▶ Material provided:
-- BEGIN --
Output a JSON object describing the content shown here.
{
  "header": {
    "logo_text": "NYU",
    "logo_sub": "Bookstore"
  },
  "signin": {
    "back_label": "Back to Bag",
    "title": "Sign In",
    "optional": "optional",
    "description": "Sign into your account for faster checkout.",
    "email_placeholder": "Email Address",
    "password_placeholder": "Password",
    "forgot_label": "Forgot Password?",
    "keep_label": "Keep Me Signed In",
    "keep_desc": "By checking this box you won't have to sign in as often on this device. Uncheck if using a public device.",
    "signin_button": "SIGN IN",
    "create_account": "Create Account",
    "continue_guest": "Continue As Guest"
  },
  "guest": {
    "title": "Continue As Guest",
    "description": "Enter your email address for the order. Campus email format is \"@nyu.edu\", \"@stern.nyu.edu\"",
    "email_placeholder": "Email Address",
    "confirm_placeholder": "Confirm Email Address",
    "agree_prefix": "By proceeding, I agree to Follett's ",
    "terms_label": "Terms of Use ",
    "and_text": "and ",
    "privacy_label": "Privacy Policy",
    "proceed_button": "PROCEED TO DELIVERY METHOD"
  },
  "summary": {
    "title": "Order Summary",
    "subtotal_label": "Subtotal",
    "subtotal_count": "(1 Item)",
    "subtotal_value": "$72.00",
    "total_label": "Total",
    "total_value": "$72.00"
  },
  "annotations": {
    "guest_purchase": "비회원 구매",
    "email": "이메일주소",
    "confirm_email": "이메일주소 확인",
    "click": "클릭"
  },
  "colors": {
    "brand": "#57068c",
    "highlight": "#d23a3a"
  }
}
-- END --
▶ Task to carry out: Copy each line of the listing that includes "title".

▶ The reply:
    "title": "Sign In",
    "title": "Continue As Guest",
    "title": "Order Summary",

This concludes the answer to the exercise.